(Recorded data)
::::::

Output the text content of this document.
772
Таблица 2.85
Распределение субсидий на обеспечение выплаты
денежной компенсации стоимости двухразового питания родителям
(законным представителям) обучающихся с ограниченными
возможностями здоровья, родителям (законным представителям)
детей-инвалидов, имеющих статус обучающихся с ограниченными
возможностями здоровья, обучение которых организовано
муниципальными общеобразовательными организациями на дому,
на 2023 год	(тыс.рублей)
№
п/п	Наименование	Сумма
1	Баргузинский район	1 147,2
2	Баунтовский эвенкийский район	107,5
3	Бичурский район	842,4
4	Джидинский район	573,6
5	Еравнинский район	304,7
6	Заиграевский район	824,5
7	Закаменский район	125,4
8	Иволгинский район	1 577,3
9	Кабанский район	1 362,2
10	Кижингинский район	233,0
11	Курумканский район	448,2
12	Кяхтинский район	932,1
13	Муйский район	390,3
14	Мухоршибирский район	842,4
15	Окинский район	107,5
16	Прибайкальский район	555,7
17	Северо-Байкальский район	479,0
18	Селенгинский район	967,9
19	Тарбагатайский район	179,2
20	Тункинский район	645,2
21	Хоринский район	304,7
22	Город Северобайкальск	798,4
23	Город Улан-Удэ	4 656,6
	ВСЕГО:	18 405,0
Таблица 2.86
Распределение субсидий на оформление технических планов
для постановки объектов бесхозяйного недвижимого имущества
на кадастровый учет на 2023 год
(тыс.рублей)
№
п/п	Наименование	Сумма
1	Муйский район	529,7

::::::

**TASK TO CARRY OUT:**
Scan the lines for the string "Муйский". Copy out each line that matches.

**EXERCISE RESPONSE:**
13	Муйский район	390,3
1	Муйский район	529,7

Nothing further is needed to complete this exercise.